** Begin ROWS **

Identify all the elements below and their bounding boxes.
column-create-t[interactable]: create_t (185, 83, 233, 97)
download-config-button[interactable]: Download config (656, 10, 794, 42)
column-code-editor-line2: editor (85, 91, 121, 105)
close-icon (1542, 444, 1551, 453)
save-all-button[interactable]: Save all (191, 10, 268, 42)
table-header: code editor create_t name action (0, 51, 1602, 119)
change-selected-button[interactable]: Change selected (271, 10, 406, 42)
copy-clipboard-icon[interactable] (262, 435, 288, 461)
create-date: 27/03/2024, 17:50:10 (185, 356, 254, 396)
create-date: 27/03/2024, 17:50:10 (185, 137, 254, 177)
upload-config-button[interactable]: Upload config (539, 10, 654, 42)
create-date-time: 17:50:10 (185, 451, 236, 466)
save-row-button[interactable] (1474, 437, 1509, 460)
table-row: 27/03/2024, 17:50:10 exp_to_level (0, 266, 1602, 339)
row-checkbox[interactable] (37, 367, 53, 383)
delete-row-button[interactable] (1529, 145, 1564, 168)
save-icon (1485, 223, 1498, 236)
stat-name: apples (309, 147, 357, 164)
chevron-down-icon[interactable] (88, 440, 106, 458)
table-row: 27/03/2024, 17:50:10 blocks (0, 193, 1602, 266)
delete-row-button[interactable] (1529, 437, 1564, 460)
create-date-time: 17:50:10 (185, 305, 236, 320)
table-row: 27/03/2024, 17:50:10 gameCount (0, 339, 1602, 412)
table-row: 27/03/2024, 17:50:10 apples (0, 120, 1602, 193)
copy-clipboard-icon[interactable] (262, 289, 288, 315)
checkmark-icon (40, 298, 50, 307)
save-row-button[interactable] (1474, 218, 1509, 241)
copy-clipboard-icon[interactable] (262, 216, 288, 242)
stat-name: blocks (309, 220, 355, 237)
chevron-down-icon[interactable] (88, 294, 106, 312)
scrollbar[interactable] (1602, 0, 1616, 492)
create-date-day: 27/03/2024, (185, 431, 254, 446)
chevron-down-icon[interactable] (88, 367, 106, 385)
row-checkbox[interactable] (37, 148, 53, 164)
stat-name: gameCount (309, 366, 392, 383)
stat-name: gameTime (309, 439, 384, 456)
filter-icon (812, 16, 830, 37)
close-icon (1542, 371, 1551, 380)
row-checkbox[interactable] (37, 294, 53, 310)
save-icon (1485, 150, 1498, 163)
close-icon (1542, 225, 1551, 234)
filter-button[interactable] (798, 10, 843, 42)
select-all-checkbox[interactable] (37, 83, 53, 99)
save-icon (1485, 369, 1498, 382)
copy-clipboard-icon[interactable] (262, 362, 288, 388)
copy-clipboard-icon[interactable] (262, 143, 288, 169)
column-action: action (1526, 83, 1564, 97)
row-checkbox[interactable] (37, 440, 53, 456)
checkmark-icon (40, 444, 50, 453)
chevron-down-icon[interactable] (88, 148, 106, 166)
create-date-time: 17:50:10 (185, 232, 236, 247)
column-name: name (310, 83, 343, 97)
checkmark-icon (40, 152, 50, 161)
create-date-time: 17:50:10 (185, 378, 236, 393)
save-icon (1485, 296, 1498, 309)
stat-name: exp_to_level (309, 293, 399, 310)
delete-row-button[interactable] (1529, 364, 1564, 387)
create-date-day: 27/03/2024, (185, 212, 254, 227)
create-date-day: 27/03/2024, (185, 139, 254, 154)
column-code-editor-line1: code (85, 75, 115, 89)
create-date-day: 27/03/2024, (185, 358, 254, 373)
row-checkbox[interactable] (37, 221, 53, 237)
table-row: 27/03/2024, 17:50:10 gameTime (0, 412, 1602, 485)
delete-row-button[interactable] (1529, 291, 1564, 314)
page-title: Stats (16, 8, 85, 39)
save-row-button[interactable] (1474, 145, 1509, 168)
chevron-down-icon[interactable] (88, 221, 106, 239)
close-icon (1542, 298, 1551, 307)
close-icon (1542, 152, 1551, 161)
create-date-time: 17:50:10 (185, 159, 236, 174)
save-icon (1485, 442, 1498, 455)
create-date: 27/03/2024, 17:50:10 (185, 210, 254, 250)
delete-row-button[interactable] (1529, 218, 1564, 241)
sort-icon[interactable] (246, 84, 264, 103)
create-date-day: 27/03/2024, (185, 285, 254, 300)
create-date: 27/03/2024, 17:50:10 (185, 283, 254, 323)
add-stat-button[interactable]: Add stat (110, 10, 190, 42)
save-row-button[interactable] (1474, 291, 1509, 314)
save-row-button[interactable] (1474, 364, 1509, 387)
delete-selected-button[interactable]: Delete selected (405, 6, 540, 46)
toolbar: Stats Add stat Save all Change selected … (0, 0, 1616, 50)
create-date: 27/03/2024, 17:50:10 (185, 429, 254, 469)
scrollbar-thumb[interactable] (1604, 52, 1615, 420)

** End ROWS **

WRITTEN REQUEST
Reproduce all of the lines above word for word, keeping their original order.

RESULT OF THE EXERCISE
Identify all the elements below and their bounding boxes.
column-create-t[interactable]: create_t (185, 83, 233, 97)
download-config-button[interactable]: Download config (656, 10, 794, 42)
column-code-editor-line2: editor (85, 91, 121, 105)
close-icon (1542, 444, 1551, 453)
save-all-button[interactable]: Save all (191, 10, 268, 42)
table-header: code editor create_t name action (0, 51, 1602, 119)
change-selected-button[interactable]: Change selected (271, 10, 406, 42)
copy-clipboard-icon[interactable] (262, 435, 288, 461)
create-date: 27/03/2024, 17:50:10 (185, 356, 254, 396)
create-date: 27/03/2024, 17:50:10 (185, 137, 254, 177)
upload-config-button[interactable]: Upload config (539, 10, 654, 42)
create-date-time: 17:50:10 (185, 451, 236, 466)
save-row-button[interactable] (1474, 437, 1509, 460)
table-row: 27/03/2024, 17:50:10 exp_to_level (0, 266, 1602, 339)
row-checkbox[interactable] (37, 367, 53, 383)
delete-row-button[interactable] (1529, 145, 1564, 168)
save-icon (1485, 223, 1498, 236)
stat-name: apples (309, 147, 357, 164)
chevron-down-icon[interactable] (88, 440, 106, 458)
table-row: 27/03/2024, 17:50:10 blocks (0, 193, 1602, 266)
delete-row-button[interactable] (1529, 437, 1564, 460)
create-date-time: 17:50:10 (185, 305, 236, 320)
table-row: 27/03/2024, 17:50:10 gameCount (0, 339, 1602, 412)
table-row: 27/03/2024, 17:50:10 apples (0, 120, 1602, 193)
copy-clipboard-icon[interactable] (262, 289, 288, 315)
checkmark-icon (40, 298, 50, 307)
save-row-button[interactable] (1474, 218, 1509, 241)
copy-clipboard-icon[interactable] (262, 216, 288, 242)
stat-name: blocks (309, 220, 355, 237)
chevron-down-icon[interactable] (88, 294, 106, 312)
scrollbar[interactable] (1602, 0, 1616, 492)
create-date-day: 27/03/2024, (185, 431, 254, 446)
chevron-down-icon[interactable] (88, 367, 106, 385)
row-checkbox[interactable] (37, 148, 53, 164)
stat-name: gameCount (309, 366, 392, 383)
stat-name: gameTime (309, 439, 384, 456)
filter-icon (812, 16, 830, 37)
close-icon (1542, 371, 1551, 380)
row-checkbox[interactable] (37, 294, 53, 310)
save-icon (1485, 150, 1498, 163)
close-icon (1542, 225, 1551, 234)
filter-button[interactable] (798, 10, 843, 42)
select-all-checkbox[interactable] (37, 83, 53, 99)
save-icon (1485, 369, 1498, 382)
copy-clipboard-icon[interactable] (262, 362, 288, 388)
copy-clipboard-icon[interactable] (262, 143, 288, 169)
column-action: action (1526, 83, 1564, 97)
row-checkbox[interactable] (37, 440, 53, 456)
checkmark-icon (40, 444, 50, 453)
chevron-down-icon[interactable] (88, 148, 106, 166)
create-date-time: 17:50:10 (185, 232, 236, 247)
column-name: name (310, 83, 343, 97)
checkmark-icon (40, 152, 50, 161)
create-date-time: 17:50:10 (185, 378, 236, 393)
save-icon (1485, 296, 1498, 309)
stat-name: exp_to_level (309, 293, 399, 310)
delete-row-button[interactable] (1529, 364, 1564, 387)
create-date-day: 27/03/2024, (185, 212, 254, 227)
create-date-day: 27/03/2024, (185, 139, 254, 154)
column-code-editor-line1: code (85, 75, 115, 89)
create-date-day: 27/03/2024, (185, 358, 254, 373)
row-checkbox[interactable] (37, 221, 53, 237)
table-row: 27/03/2024, 17:50:10 gameTime (0, 412, 1602, 485)
delete-row-button[interactable] (1529, 291, 1564, 314)
page-title: Stats (16, 8, 85, 39)
save-row-button[interactable] (1474, 145, 1509, 168)
chevron-down-icon[interactable] (88, 221, 106, 239)
close-icon (1542, 298, 1551, 307)
close-icon (1542, 152, 1551, 161)
create-date-time: 17:50:10 (185, 159, 236, 174)
save-icon (1485, 442, 1498, 455)
create-date: 27/03/2024, 17:50:10 (185, 210, 254, 250)
delete-row-button[interactable] (1529, 218, 1564, 241)
sort-icon[interactable] (246, 84, 264, 103)
create-date-day: 27/03/2024, (185, 285, 254, 300)
create-date: 27/03/2024, 17:50:10 (185, 283, 254, 323)
add-stat-button[interactable]: Add stat (110, 10, 190, 42)
save-row-button[interactable] (1474, 291, 1509, 314)
save-row-button[interactable] (1474, 364, 1509, 387)
delete-selected-button[interactable]: Delete selected (405, 6, 540, 46)
toolbar: Stats Add stat Save all Change selected … (0, 0, 1616, 50)
create-date: 27/03/2024, 17:50:10 (185, 429, 254, 469)
scrollbar-thumb[interactable] (1604, 52, 1615, 420)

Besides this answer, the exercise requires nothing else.